Start of PROVIDED RECORDS

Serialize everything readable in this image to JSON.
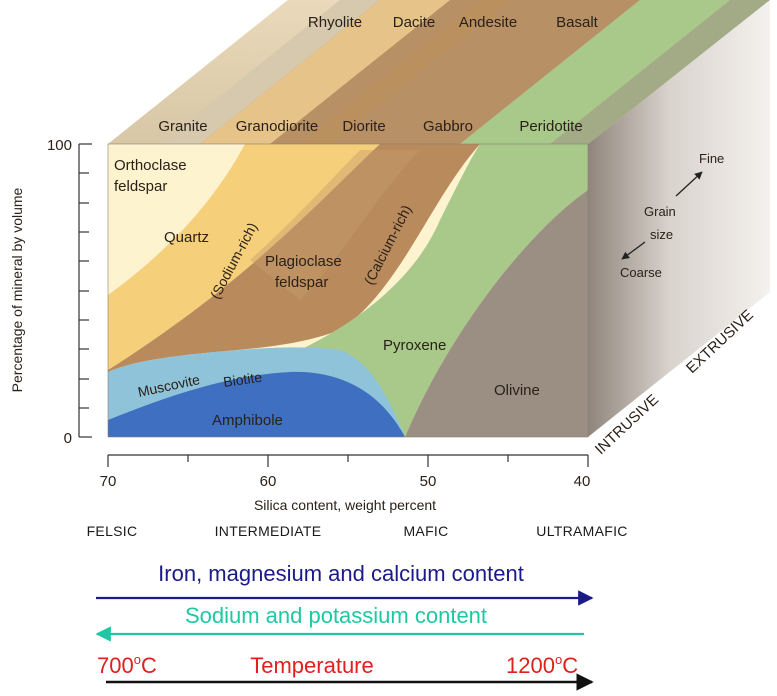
{
  "extrusive_rocks": [
    "Rhyolite",
    "Dacite",
    "Andesite",
    "Basalt"
  ],
  "intrusive_rocks": [
    "Granite",
    "Granodiorite",
    "Diorite",
    "Gabbro",
    "Peridotite"
  ],
  "y_axis": {
    "label": "Percentage of mineral by volume",
    "ticks": [
      "100",
      "0"
    ]
  },
  "x_axis": {
    "label": "Silica content, weight percent",
    "ticks": [
      "70",
      "60",
      "50",
      "40"
    ]
  },
  "minerals": {
    "orthoclase_line1": "Orthoclase",
    "orthoclase_line2": "feldspar",
    "quartz": "Quartz",
    "sodium_rich": "(Sodium-rich)",
    "calcium_rich": "(Calcium-rich)",
    "plagioclase_line1": "Plagioclase",
    "plagioclase_line2": "feldspar",
    "muscovite": "Muscovite",
    "biotite": "Biotite",
    "amphibole": "Amphibole",
    "pyroxene": "Pyroxene",
    "olivine": "Olivine"
  },
  "grain_size": {
    "fine": "Fine",
    "grain": "Grain",
    "size": "size",
    "coarse": "Coarse"
  },
  "side_labels": {
    "intrusive": "INTRUSIVE",
    "extrusive": "EXTRUSIVE"
  },
  "classifications": [
    "FELSIC",
    "INTERMEDIATE",
    "MAFIC",
    "ULTRAMAFIC"
  ],
  "trends": {
    "iron_magnesium_calcium": "Iron, magnesium and calcium content",
    "sodium_potassium": "Sodium and potassium content",
    "temp_low": "700",
    "temp_low_unit": "C",
    "temperature": "Temperature",
    "temp_high": "1200",
    "temp_high_unit": "C",
    "degree_mark": "o"
  },
  "colors": {
    "orthoclase": "#fdf3cf",
    "quartz": "#f6cf7b",
    "plagioclase": "#b98a5c",
    "muscovite": "#8fc3da",
    "amphibole": "#3f6fc0",
    "pyroxene": "#a9c98a",
    "olivine": "#9b8f83",
    "iron_arrow": "#1c1a8a",
    "sodium_arrow": "#1fc8a3",
    "temperature": "#e0201d"
  }
}
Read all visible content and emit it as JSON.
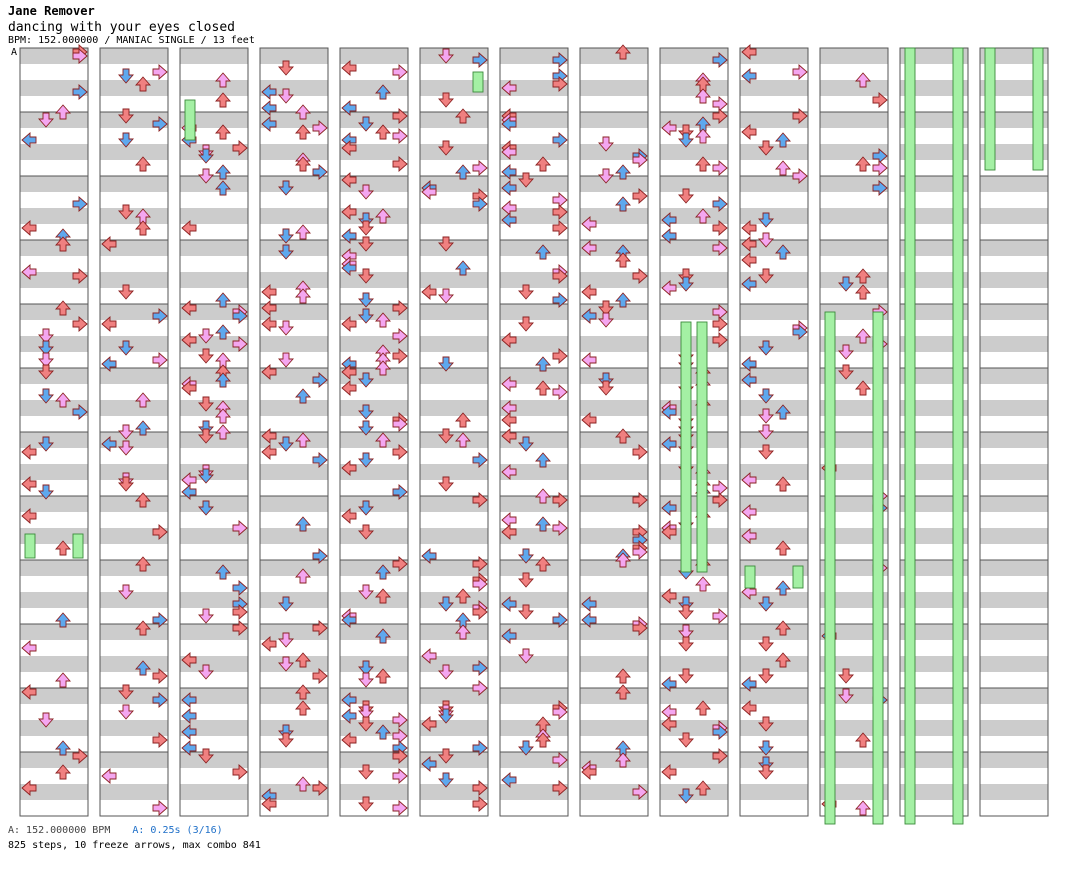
{
  "header": {
    "artist": "Jane Remover",
    "title": "dancing with your eyes closed",
    "info": "BPM: 152.000000 / MANIAC SINGLE / 13 feet",
    "start_marker": "A"
  },
  "footer": {
    "bpm": "A: 152.000000 BPM",
    "offset": "A: 0.25s (3/16)",
    "stats": "825 steps, 10 freeze arrows, max combo 841"
  },
  "colors": {
    "stripe": "#cccccc",
    "quarter_note": "#f08080",
    "eighth_note": "#5ea8ee",
    "sixteenth_note": "#f4a6f0",
    "freeze": "#a4f0a4"
  },
  "chart_data": {
    "type": "step-chart",
    "columns": 13,
    "lanes": [
      "left",
      "down",
      "up",
      "right"
    ],
    "measures_per_column": 12,
    "steps": 825,
    "freeze_arrows": 10,
    "max_combo": 841
  }
}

End of PROVIDED RECORDS

## DIRECTIONS:
Copy the listing in full and without alteration, omitting every picture.

## TASK RESULT:
Serialize everything readable in this image to JSON.
{
  "extrusive_rocks": [
    "Rhyolite",
    "Dacite",
    "Andesite",
    "Basalt"
  ],
  "intrusive_rocks": [
    "Granite",
    "Granodiorite",
    "Diorite",
    "Gabbro",
    "Peridotite"
  ],
  "y_axis": {
    "label": "Percentage of mineral by volume",
    "ticks": [
      "100",
      "0"
    ]
  },
  "x_axis": {
    "label": "Silica content, weight percent",
    "ticks": [
      "70",
      "60",
      "50",
      "40"
    ]
  },
  "minerals": {
    "orthoclase_line1": "Orthoclase",
    "orthoclase_line2": "feldspar",
    "quartz": "Quartz",
    "sodium_rich": "(Sodium-rich)",
    "calcium_rich": "(Calcium-rich)",
    "plagioclase_line1": "Plagioclase",
    "plagioclase_line2": "feldspar",
    "muscovite": "Muscovite",
    "biotite": "Biotite",
    "amphibole": "Amphibole",
    "pyroxene": "Pyroxene",
    "olivine": "Olivine"
  },
  "grain_size": {
    "fine": "Fine",
    "grain": "Grain",
    "size": "size",
    "coarse": "Coarse"
  },
  "side_labels": {
    "intrusive": "INTRUSIVE",
    "extrusive": "EXTRUSIVE"
  },
  "classifications": [
    "FELSIC",
    "INTERMEDIATE",
    "MAFIC",
    "ULTRAMAFIC"
  ],
  "trends": {
    "iron_magnesium_calcium": "Iron, magnesium and calcium content",
    "sodium_potassium": "Sodium and potassium content",
    "temp_low": "700",
    "temp_low_unit": "C",
    "temperature": "Temperature",
    "temp_high": "1200",
    "temp_high_unit": "C",
    "degree_mark": "o"
  },
  "colors": {
    "orthoclase": "#fdf3cf",
    "quartz": "#f6cf7b",
    "plagioclase": "#b98a5c",
    "muscovite": "#8fc3da",
    "amphibole": "#3f6fc0",
    "pyroxene": "#a9c98a",
    "olivine": "#9b8f83",
    "iron_arrow": "#1c1a8a",
    "sodium_arrow": "#1fc8a3",
    "temperature": "#e0201d"
  }
}
Read all visible content and emit it as JSON.
{
  "header": {
    "artist": "Jane Remover",
    "title": "dancing with your eyes closed",
    "info": "BPM: 152.000000 / MANIAC SINGLE / 13 feet",
    "start_marker": "A"
  },
  "footer": {
    "bpm": "A: 152.000000 BPM",
    "offset": "A: 0.25s (3/16)",
    "stats": "825 steps, 10 freeze arrows, max combo 841"
  },
  "colors": {
    "stripe": "#cccccc",
    "quarter_note": "#f08080",
    "eighth_note": "#5ea8ee",
    "sixteenth_note": "#f4a6f0",
    "freeze": "#a4f0a4"
  },
  "chart_data": {
    "type": "step-chart",
    "columns": 13,
    "lanes": [
      "left",
      "down",
      "up",
      "right"
    ],
    "measures_per_column": 12,
    "steps": 825,
    "freeze_arrows": 10,
    "max_combo": 841
  }
}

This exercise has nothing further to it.